═══ Records to use

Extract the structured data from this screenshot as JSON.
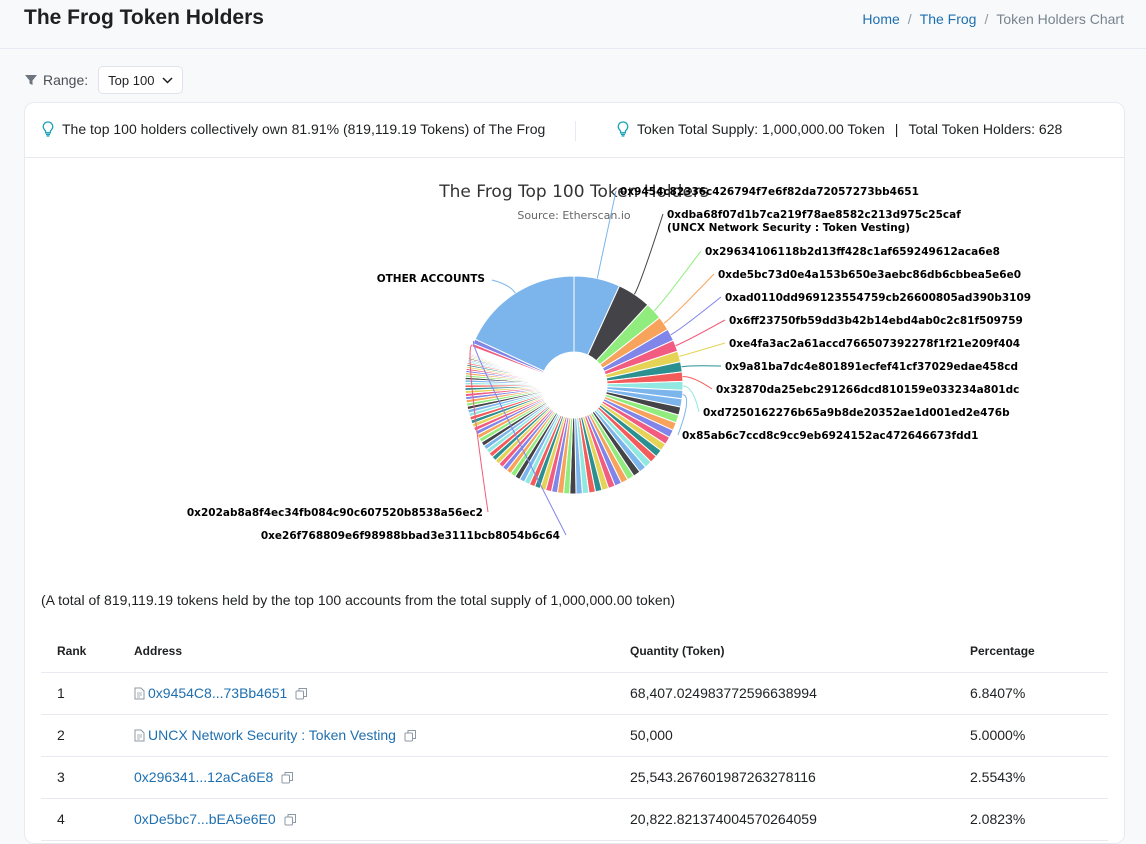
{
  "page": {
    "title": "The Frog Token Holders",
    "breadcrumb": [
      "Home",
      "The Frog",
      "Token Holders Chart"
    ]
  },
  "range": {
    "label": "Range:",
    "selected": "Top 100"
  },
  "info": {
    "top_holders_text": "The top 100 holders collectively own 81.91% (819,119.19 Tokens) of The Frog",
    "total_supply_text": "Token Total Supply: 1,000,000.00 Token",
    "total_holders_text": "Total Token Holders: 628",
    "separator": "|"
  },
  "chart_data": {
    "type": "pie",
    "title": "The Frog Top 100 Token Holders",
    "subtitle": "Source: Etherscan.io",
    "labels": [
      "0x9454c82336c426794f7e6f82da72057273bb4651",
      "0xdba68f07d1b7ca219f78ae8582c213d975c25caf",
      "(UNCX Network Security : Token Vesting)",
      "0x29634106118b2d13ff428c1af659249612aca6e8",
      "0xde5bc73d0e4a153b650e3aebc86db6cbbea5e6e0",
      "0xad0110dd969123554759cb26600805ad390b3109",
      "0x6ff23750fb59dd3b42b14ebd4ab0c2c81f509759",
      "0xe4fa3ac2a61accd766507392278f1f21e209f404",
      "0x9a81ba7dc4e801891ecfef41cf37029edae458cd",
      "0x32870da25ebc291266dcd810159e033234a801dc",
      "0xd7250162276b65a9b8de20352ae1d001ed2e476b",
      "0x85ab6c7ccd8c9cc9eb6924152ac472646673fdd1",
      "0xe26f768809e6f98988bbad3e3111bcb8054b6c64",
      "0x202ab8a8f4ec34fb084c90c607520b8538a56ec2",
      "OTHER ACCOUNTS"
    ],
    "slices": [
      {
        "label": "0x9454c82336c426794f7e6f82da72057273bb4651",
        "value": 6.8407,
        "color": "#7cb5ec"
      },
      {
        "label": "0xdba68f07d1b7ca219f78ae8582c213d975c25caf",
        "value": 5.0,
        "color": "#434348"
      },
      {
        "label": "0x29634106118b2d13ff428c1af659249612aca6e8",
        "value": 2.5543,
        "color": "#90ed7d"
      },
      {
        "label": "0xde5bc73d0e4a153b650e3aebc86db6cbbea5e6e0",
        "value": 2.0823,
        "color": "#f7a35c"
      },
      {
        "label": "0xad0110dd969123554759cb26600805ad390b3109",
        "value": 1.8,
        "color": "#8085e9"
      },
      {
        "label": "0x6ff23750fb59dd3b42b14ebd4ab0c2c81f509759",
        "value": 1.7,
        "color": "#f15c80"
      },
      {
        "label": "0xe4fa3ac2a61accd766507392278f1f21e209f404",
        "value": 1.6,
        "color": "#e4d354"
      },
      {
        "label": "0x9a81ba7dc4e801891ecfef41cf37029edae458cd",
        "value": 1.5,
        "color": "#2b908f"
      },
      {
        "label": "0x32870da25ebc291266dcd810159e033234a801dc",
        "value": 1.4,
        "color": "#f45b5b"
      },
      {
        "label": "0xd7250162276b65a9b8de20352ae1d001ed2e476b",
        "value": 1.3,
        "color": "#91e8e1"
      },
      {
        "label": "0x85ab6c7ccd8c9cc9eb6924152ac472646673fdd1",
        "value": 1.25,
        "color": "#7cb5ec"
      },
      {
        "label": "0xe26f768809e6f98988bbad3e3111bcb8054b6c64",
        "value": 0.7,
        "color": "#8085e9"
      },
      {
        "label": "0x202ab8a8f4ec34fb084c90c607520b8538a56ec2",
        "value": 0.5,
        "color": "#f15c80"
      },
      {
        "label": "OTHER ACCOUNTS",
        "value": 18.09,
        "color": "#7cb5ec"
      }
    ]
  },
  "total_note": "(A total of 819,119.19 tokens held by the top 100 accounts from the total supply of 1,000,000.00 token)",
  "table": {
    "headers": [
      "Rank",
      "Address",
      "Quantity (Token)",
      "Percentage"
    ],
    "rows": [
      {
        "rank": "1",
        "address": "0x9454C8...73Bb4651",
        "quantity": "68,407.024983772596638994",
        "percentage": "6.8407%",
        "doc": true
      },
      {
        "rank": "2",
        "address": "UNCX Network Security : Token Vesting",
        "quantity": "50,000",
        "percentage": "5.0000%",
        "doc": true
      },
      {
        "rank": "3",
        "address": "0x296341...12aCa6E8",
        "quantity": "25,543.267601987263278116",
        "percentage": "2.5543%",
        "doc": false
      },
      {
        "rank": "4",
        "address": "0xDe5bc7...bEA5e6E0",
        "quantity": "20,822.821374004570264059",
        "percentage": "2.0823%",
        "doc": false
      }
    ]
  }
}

══════

What the exercise asks ▸
Transcribe the whole listing exactly. Pictures are excluded.

Output below ▸
Extract the structured data from this screenshot as JSON.
{
  "page": {
    "title": "The Frog Token Holders",
    "breadcrumb": [
      "Home",
      "The Frog",
      "Token Holders Chart"
    ]
  },
  "range": {
    "label": "Range:",
    "selected": "Top 100"
  },
  "info": {
    "top_holders_text": "The top 100 holders collectively own 81.91% (819,119.19 Tokens) of The Frog",
    "total_supply_text": "Token Total Supply: 1,000,000.00 Token",
    "total_holders_text": "Total Token Holders: 628",
    "separator": "|"
  },
  "chart_data": {
    "type": "pie",
    "title": "The Frog Top 100 Token Holders",
    "subtitle": "Source: Etherscan.io",
    "labels": [
      "0x9454c82336c426794f7e6f82da72057273bb4651",
      "0xdba68f07d1b7ca219f78ae8582c213d975c25caf",
      "(UNCX Network Security : Token Vesting)",
      "0x29634106118b2d13ff428c1af659249612aca6e8",
      "0xde5bc73d0e4a153b650e3aebc86db6cbbea5e6e0",
      "0xad0110dd969123554759cb26600805ad390b3109",
      "0x6ff23750fb59dd3b42b14ebd4ab0c2c81f509759",
      "0xe4fa3ac2a61accd766507392278f1f21e209f404",
      "0x9a81ba7dc4e801891ecfef41cf37029edae458cd",
      "0x32870da25ebc291266dcd810159e033234a801dc",
      "0xd7250162276b65a9b8de20352ae1d001ed2e476b",
      "0x85ab6c7ccd8c9cc9eb6924152ac472646673fdd1",
      "0xe26f768809e6f98988bbad3e3111bcb8054b6c64",
      "0x202ab8a8f4ec34fb084c90c607520b8538a56ec2",
      "OTHER ACCOUNTS"
    ],
    "slices": [
      {
        "label": "0x9454c82336c426794f7e6f82da72057273bb4651",
        "value": 6.8407,
        "color": "#7cb5ec"
      },
      {
        "label": "0xdba68f07d1b7ca219f78ae8582c213d975c25caf",
        "value": 5.0,
        "color": "#434348"
      },
      {
        "label": "0x29634106118b2d13ff428c1af659249612aca6e8",
        "value": 2.5543,
        "color": "#90ed7d"
      },
      {
        "label": "0xde5bc73d0e4a153b650e3aebc86db6cbbea5e6e0",
        "value": 2.0823,
        "color": "#f7a35c"
      },
      {
        "label": "0xad0110dd969123554759cb26600805ad390b3109",
        "value": 1.8,
        "color": "#8085e9"
      },
      {
        "label": "0x6ff23750fb59dd3b42b14ebd4ab0c2c81f509759",
        "value": 1.7,
        "color": "#f15c80"
      },
      {
        "label": "0xe4fa3ac2a61accd766507392278f1f21e209f404",
        "value": 1.6,
        "color": "#e4d354"
      },
      {
        "label": "0x9a81ba7dc4e801891ecfef41cf37029edae458cd",
        "value": 1.5,
        "color": "#2b908f"
      },
      {
        "label": "0x32870da25ebc291266dcd810159e033234a801dc",
        "value": 1.4,
        "color": "#f45b5b"
      },
      {
        "label": "0xd7250162276b65a9b8de20352ae1d001ed2e476b",
        "value": 1.3,
        "color": "#91e8e1"
      },
      {
        "label": "0x85ab6c7ccd8c9cc9eb6924152ac472646673fdd1",
        "value": 1.25,
        "color": "#7cb5ec"
      },
      {
        "label": "0xe26f768809e6f98988bbad3e3111bcb8054b6c64",
        "value": 0.7,
        "color": "#8085e9"
      },
      {
        "label": "0x202ab8a8f4ec34fb084c90c607520b8538a56ec2",
        "value": 0.5,
        "color": "#f15c80"
      },
      {
        "label": "OTHER ACCOUNTS",
        "value": 18.09,
        "color": "#7cb5ec"
      }
    ]
  },
  "total_note": "(A total of 819,119.19 tokens held by the top 100 accounts from the total supply of 1,000,000.00 token)",
  "table": {
    "headers": [
      "Rank",
      "Address",
      "Quantity (Token)",
      "Percentage"
    ],
    "rows": [
      {
        "rank": "1",
        "address": "0x9454C8...73Bb4651",
        "quantity": "68,407.024983772596638994",
        "percentage": "6.8407%",
        "doc": true
      },
      {
        "rank": "2",
        "address": "UNCX Network Security : Token Vesting",
        "quantity": "50,000",
        "percentage": "5.0000%",
        "doc": true
      },
      {
        "rank": "3",
        "address": "0x296341...12aCa6E8",
        "quantity": "25,543.267601987263278116",
        "percentage": "2.5543%",
        "doc": false
      },
      {
        "rank": "4",
        "address": "0xDe5bc7...bEA5e6E0",
        "quantity": "20,822.821374004570264059",
        "percentage": "2.0823%",
        "doc": false
      }
    ]
  }
}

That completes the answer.